• _Problem requirements_
Examine the entries and show every line in which the word "CLOSE" is found.

---------- Dataset entries ----------

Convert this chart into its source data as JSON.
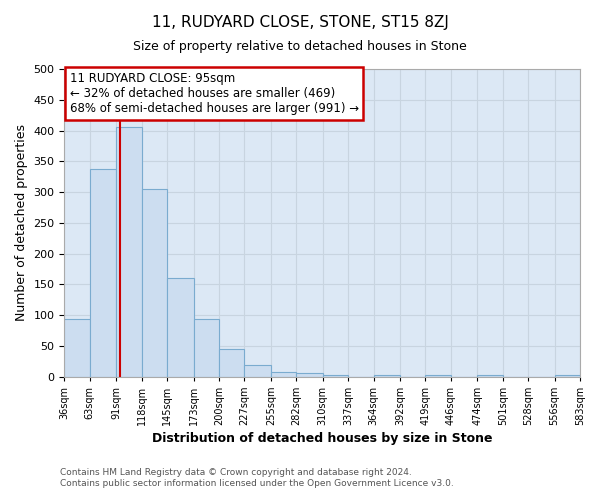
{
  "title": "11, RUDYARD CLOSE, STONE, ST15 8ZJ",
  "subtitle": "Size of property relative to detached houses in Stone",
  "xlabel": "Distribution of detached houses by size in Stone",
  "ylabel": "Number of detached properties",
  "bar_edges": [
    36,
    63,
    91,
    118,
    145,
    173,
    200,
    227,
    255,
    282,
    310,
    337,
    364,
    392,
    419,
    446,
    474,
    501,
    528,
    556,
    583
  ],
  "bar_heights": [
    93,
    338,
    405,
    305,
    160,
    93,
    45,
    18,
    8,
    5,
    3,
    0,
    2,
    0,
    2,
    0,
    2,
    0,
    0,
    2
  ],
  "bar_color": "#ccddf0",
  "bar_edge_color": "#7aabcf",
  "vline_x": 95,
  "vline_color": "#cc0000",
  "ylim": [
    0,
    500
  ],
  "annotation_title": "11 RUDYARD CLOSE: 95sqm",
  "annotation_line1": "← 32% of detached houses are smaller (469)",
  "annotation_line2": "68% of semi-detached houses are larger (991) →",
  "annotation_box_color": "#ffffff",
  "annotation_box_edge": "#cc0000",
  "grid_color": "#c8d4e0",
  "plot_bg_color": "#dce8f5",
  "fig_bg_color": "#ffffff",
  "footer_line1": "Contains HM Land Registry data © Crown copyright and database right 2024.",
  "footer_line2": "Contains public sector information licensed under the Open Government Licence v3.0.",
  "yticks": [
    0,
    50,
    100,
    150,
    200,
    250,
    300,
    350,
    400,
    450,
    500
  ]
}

----------

• _Solution to the exercise_
  "title": "11, RUDYARD CLOSE, STONE, ST15 8ZJ",
  "annotation_title": "11 RUDYARD CLOSE: 95sqm",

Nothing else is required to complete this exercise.